Exercise aim:
Give the count of lines that include the string "order". Add nothing to it.

───── Material supplied ─────

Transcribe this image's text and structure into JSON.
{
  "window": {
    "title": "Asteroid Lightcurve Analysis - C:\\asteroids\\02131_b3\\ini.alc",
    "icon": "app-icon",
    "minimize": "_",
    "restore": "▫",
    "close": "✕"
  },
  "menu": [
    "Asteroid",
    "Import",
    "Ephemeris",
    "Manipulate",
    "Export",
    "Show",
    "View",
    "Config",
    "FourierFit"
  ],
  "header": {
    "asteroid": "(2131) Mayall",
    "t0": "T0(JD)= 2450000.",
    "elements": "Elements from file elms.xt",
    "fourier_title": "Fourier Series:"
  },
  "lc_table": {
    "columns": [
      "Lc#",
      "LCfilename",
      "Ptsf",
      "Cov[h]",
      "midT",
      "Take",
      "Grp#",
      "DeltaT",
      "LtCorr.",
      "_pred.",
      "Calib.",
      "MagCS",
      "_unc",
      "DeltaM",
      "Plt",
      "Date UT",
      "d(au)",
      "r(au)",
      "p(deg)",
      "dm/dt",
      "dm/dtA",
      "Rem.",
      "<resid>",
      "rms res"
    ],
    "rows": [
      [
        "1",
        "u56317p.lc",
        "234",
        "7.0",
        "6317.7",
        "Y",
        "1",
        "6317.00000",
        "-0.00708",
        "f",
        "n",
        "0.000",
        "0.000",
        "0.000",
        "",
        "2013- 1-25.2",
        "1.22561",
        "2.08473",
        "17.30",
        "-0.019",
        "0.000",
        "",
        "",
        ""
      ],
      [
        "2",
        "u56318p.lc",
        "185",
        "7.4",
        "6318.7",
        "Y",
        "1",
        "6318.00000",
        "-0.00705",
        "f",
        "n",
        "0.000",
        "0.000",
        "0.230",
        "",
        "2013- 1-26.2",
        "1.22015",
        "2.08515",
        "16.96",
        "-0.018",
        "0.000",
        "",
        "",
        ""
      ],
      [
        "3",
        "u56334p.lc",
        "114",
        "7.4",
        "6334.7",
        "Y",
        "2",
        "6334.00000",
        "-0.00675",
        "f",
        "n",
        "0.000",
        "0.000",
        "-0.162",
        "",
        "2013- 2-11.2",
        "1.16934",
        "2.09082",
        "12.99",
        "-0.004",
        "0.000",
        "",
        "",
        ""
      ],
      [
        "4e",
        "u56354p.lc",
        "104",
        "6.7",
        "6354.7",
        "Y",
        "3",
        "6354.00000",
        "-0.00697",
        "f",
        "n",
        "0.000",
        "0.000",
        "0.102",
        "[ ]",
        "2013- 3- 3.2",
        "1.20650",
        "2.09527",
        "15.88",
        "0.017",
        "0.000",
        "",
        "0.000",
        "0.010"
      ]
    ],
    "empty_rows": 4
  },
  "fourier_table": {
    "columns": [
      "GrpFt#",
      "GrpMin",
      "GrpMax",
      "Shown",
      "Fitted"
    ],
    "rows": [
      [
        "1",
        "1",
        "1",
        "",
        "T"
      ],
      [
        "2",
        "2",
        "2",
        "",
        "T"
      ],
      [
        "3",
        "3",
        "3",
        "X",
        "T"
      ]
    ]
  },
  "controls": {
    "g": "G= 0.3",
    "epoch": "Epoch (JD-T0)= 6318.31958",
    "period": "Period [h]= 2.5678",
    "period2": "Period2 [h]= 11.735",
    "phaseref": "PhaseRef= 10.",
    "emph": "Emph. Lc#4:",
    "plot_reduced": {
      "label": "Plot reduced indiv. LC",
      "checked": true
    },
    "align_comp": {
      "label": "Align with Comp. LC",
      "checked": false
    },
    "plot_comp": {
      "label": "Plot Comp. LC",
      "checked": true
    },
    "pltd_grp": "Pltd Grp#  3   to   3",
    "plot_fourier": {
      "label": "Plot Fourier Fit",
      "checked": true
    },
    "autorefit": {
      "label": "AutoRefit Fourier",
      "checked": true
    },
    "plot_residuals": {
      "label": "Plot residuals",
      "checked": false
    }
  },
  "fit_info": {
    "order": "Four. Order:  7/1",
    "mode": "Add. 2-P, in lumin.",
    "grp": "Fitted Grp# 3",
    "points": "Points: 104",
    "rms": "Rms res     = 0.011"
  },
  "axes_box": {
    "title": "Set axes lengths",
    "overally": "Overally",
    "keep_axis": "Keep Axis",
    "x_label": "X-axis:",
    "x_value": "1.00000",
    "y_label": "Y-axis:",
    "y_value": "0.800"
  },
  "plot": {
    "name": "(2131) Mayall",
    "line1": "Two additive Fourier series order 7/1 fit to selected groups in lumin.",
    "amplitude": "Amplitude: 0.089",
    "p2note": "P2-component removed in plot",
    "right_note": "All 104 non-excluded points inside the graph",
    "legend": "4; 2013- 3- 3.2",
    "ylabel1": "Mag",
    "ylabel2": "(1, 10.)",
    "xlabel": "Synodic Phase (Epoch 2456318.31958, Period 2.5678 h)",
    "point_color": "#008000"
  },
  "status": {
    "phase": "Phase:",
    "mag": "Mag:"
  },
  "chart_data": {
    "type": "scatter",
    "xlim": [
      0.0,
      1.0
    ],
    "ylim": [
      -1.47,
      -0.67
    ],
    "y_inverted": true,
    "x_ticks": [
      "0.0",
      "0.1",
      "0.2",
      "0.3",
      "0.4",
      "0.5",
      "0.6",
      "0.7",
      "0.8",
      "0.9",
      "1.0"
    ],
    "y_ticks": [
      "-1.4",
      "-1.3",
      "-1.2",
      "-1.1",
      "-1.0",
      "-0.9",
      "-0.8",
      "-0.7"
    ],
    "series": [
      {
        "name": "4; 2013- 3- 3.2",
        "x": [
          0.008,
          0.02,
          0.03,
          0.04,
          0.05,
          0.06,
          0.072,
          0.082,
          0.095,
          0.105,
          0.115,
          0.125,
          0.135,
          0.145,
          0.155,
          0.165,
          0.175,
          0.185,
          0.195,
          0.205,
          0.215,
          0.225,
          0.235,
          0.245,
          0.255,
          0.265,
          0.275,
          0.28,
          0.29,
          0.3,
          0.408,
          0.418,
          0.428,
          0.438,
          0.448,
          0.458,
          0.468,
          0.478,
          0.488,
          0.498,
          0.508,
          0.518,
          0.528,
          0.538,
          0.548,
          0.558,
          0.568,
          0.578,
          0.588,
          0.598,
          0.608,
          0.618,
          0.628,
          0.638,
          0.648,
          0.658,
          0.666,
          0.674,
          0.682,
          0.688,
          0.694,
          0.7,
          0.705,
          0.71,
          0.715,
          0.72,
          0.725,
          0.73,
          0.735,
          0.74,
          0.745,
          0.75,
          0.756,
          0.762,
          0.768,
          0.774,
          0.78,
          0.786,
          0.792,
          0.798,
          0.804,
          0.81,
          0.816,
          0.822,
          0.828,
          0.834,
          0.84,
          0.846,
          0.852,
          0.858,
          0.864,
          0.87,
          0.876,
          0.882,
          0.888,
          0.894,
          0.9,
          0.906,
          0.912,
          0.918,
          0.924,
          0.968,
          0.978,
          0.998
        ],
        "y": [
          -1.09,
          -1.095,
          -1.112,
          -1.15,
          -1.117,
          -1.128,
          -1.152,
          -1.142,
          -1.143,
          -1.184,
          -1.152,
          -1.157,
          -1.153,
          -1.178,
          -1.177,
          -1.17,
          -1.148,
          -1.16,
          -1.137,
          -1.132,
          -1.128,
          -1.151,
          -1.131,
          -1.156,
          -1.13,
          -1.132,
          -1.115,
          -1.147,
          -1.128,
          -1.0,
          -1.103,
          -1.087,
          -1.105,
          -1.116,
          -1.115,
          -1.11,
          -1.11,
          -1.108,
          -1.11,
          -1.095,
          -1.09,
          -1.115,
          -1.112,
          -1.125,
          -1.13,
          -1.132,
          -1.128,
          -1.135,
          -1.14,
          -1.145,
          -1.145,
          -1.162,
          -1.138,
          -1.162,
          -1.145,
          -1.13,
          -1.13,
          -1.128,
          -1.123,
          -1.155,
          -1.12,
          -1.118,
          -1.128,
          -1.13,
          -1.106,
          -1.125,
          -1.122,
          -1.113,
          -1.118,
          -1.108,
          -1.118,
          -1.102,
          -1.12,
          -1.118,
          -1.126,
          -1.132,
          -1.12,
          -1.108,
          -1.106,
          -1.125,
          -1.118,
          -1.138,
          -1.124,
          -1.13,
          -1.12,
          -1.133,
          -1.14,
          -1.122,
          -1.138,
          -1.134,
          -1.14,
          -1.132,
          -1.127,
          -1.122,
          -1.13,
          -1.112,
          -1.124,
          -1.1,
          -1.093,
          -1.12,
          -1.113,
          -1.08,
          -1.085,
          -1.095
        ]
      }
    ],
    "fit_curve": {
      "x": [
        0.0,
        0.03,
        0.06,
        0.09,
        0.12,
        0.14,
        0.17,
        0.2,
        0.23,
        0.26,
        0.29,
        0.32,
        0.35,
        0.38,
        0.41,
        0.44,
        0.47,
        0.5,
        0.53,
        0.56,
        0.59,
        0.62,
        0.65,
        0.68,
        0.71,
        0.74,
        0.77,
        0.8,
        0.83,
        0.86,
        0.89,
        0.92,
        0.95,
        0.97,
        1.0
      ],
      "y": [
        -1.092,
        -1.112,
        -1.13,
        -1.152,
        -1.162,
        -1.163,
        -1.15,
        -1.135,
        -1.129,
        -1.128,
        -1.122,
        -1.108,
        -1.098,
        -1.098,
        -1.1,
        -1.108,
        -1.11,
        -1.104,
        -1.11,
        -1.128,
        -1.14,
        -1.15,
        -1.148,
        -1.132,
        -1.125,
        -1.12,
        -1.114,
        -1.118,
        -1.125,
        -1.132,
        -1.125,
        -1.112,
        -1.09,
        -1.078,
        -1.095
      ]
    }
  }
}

─────

Problem solution:
2